Output the records. Match them exactly.

(Items from a data source)
## START
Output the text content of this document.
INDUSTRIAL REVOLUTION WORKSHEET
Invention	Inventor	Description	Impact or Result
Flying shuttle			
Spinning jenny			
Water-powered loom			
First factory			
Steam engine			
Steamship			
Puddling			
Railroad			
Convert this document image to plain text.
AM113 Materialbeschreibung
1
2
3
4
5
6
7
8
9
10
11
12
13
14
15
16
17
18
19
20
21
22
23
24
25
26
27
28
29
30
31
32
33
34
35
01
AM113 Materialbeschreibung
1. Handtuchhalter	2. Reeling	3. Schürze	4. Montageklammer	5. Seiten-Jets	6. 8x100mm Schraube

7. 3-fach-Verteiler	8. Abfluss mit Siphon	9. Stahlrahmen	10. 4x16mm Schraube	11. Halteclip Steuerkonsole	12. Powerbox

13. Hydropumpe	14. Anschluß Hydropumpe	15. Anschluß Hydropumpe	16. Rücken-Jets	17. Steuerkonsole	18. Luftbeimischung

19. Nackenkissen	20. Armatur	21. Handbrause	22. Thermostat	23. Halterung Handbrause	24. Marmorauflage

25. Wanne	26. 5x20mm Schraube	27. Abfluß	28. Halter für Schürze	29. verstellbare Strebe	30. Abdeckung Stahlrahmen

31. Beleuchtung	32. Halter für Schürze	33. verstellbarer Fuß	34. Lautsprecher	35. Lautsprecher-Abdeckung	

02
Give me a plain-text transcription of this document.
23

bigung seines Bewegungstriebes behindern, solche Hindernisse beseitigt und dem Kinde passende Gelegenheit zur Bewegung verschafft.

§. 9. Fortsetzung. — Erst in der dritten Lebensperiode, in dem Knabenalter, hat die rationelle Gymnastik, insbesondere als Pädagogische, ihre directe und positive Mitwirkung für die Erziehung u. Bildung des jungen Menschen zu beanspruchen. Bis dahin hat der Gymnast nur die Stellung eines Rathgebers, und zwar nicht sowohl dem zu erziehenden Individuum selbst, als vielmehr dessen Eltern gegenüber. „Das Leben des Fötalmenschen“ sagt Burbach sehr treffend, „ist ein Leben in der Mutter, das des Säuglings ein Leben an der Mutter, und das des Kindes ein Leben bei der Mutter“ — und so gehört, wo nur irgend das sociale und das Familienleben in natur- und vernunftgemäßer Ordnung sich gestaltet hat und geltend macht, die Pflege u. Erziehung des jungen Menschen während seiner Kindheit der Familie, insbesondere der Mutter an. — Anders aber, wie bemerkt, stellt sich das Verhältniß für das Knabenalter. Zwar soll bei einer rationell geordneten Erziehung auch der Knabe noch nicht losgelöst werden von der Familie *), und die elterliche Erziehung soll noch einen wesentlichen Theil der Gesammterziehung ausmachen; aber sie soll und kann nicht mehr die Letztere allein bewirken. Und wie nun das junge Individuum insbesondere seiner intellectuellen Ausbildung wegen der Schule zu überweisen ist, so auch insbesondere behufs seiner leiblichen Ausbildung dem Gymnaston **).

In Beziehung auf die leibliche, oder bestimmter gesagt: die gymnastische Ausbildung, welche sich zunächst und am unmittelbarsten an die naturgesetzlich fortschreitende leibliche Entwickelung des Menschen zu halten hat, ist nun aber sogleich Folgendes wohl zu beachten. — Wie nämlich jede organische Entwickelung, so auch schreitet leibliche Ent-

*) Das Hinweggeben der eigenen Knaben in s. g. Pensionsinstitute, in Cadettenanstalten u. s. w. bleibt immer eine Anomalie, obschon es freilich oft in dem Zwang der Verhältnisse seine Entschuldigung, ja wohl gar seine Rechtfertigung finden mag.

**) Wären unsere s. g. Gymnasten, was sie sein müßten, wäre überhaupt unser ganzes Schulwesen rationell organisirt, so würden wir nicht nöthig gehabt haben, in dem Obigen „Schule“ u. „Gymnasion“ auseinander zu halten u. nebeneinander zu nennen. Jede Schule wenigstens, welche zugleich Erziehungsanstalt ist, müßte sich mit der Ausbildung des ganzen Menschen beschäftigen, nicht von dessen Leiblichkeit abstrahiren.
## END
_Answer to the task_.
Output the text content of this document.
INDUSTRIAL REVOLUTION WORKSHEET
Invention	Inventor	Description	Impact or Result
Flying shuttle			
Spinning jenny			
Water-powered loom			
First factory			
Steam engine			
Steamship			
Puddling			
Railroad			
Convert this document image to plain text.
AM113 Materialbeschreibung
1
2
3
4
5
6
7
8
9
10
11
12
13
14
15
16
17
18
19
20
21
22
23
24
25
26
27
28
29
30
31
32
33
34
35
01
AM113 Materialbeschreibung
1. Handtuchhalter	2. Reeling	3. Schürze	4. Montageklammer	5. Seiten-Jets	6. 8x100mm Schraube

7. 3-fach-Verteiler	8. Abfluss mit Siphon	9. Stahlrahmen	10. 4x16mm Schraube	11. Halteclip Steuerkonsole	12. Powerbox

13. Hydropumpe	14. Anschluß Hydropumpe	15. Anschluß Hydropumpe	16. Rücken-Jets	17. Steuerkonsole	18. Luftbeimischung

19. Nackenkissen	20. Armatur	21. Handbrause	22. Thermostat	23. Halterung Handbrause	24. Marmorauflage

25. Wanne	26. 5x20mm Schraube	27. Abfluß	28. Halter für Schürze	29. verstellbare Strebe	30. Abdeckung Stahlrahmen

31. Beleuchtung	32. Halter für Schürze	33. verstellbarer Fuß	34. Lautsprecher	35. Lautsprecher-Abdeckung	

02
Give me a plain-text transcription of this document.
23

bigung seines Bewegungstriebes behindern, solche Hindernisse beseitigt und dem Kinde passende Gelegenheit zur Bewegung verschafft.

§. 9. Fortsetzung. — Erst in der dritten Lebensperiode, in dem Knabenalter, hat die rationelle Gymnastik, insbesondere als Pädagogische, ihre directe und positive Mitwirkung für die Erziehung u. Bildung des jungen Menschen zu beanspruchen. Bis dahin hat der Gymnast nur die Stellung eines Rathgebers, und zwar nicht sowohl dem zu erziehenden Individuum selbst, als vielmehr dessen Eltern gegenüber. „Das Leben des Fötalmenschen“ sagt Burbach sehr treffend, „ist ein Leben in der Mutter, das des Säuglings ein Leben an der Mutter, und das des Kindes ein Leben bei der Mutter“ — und so gehört, wo nur irgend das sociale und das Familienleben in natur- und vernunftgemäßer Ordnung sich gestaltet hat und geltend macht, die Pflege u. Erziehung des jungen Menschen während seiner Kindheit der Familie, insbesondere der Mutter an. — Anders aber, wie bemerkt, stellt sich das Verhältniß für das Knabenalter. Zwar soll bei einer rationell geordneten Erziehung auch der Knabe noch nicht losgelöst werden von der Familie *), und die elterliche Erziehung soll noch einen wesentlichen Theil der Gesammterziehung ausmachen; aber sie soll und kann nicht mehr die Letztere allein bewirken. Und wie nun das junge Individuum insbesondere seiner intellectuellen Ausbildung wegen der Schule zu überweisen ist, so auch insbesondere behufs seiner leiblichen Ausbildung dem Gymnaston **).

In Beziehung auf die leibliche, oder bestimmter gesagt: die gymnastische Ausbildung, welche sich zunächst und am unmittelbarsten an die naturgesetzlich fortschreitende leibliche Entwickelung des Menschen zu halten hat, ist nun aber sogleich Folgendes wohl zu beachten. — Wie nämlich jede organische Entwickelung, so auch schreitet leibliche Ent-

*) Das Hinweggeben der eigenen Knaben in s. g. Pensionsinstitute, in Cadettenanstalten u. s. w. bleibt immer eine Anomalie, obschon es freilich oft in dem Zwang der Verhältnisse seine Entschuldigung, ja wohl gar seine Rechtfertigung finden mag.

**) Wären unsere s. g. Gymnasten, was sie sein müßten, wäre überhaupt unser ganzes Schulwesen rationell organisirt, so würden wir nicht nöthig gehabt haben, in dem Obigen „Schule“ u. „Gymnasion“ auseinander zu halten u. nebeneinander zu nennen. Jede Schule wenigstens, welche zugleich Erziehungsanstalt ist, müßte sich mit der Ausbildung des ganzen Menschen beschäftigen, nicht von dessen Leiblichkeit abstrahiren.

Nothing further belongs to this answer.